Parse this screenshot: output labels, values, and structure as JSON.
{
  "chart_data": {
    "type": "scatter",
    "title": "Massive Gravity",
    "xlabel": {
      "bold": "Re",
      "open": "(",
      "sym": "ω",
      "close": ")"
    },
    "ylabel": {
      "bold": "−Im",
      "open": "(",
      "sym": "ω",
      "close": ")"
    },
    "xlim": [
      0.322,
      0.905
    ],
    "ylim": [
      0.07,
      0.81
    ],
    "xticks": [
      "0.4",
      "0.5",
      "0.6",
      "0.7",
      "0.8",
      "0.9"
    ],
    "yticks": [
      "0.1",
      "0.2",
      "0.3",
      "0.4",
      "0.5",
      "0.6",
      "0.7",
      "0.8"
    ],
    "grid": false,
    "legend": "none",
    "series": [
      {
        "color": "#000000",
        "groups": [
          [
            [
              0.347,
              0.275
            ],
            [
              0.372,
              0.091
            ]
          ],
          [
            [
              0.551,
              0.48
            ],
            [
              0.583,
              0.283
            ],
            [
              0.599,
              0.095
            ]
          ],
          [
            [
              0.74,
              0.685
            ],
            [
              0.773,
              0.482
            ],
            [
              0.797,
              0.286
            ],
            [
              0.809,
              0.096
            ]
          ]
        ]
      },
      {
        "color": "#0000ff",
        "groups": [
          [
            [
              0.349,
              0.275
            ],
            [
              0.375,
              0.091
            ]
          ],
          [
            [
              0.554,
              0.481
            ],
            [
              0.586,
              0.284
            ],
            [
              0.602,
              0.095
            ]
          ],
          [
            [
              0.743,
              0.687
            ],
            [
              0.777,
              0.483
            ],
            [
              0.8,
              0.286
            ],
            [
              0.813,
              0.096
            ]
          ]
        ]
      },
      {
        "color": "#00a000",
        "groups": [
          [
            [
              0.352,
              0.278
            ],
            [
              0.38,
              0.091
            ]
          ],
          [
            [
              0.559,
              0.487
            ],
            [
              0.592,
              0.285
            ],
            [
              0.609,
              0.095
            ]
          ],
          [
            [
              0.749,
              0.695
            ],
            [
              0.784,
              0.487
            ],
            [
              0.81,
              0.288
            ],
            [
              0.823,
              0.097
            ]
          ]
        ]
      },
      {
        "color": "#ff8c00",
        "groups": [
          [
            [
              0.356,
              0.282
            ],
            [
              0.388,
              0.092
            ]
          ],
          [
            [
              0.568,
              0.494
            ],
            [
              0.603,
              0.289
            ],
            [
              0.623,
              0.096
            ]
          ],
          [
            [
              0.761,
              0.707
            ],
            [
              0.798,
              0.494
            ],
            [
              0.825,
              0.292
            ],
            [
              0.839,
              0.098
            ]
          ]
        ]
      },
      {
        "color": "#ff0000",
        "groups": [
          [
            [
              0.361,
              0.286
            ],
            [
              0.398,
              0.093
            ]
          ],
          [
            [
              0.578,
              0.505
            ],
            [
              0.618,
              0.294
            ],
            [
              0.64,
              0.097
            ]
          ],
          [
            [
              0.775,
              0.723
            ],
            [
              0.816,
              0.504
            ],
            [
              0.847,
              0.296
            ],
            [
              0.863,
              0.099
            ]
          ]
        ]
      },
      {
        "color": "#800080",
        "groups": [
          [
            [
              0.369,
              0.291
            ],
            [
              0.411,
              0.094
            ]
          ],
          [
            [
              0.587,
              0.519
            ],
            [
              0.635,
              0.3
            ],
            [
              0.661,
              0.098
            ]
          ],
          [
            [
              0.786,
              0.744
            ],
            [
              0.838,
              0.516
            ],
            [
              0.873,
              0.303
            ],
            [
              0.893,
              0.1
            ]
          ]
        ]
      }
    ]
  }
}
--------------------------------
Report how many lines in the data contain the word "color", with no words besides the number.

6